The exercise » Read the listing and extract each line that includes the word "median".

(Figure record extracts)
— START —

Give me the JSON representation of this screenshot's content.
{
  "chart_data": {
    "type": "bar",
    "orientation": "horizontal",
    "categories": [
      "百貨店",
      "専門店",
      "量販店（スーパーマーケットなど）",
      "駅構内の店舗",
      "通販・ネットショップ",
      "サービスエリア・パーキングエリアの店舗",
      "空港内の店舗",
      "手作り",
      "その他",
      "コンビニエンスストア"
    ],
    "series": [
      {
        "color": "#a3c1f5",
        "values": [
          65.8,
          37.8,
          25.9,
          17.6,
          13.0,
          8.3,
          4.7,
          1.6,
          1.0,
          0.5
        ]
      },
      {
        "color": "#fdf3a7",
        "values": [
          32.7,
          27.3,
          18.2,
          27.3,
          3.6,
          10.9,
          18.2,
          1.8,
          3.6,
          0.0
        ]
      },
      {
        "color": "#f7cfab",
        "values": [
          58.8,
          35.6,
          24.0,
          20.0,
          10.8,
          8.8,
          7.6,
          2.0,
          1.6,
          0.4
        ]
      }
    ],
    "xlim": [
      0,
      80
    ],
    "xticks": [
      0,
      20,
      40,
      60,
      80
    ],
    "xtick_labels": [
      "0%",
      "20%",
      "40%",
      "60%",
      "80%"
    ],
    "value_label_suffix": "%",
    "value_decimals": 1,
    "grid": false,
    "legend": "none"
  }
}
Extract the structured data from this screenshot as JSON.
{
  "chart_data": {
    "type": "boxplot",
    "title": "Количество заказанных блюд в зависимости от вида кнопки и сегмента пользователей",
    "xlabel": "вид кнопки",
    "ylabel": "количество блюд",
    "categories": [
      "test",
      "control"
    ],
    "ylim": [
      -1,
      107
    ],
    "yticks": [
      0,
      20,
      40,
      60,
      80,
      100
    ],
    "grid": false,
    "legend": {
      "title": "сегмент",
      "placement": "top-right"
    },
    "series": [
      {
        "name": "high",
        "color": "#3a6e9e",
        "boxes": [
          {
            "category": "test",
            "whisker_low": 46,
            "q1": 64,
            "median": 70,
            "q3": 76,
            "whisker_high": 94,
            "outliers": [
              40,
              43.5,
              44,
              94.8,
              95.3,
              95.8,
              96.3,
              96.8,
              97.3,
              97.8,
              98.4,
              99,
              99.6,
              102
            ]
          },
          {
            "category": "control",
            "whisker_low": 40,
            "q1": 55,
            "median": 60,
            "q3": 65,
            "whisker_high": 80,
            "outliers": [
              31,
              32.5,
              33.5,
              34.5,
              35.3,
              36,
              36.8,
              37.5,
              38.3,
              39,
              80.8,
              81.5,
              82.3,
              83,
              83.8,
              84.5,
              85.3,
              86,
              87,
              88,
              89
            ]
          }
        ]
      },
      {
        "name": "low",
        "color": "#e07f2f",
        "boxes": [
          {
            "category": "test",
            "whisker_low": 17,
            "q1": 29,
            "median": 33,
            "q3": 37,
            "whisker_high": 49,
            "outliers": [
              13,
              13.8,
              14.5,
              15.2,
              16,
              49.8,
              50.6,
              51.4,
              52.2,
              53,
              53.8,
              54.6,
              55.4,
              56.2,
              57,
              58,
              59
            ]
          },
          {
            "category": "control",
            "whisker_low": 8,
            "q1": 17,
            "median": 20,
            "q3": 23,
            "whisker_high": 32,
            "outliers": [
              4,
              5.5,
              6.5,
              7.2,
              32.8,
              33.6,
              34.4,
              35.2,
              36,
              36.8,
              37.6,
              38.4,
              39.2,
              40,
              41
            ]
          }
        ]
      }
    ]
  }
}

— END —

Answer »
            "median": 70,
            "median": 60,
            "median": 33,
            "median": 20,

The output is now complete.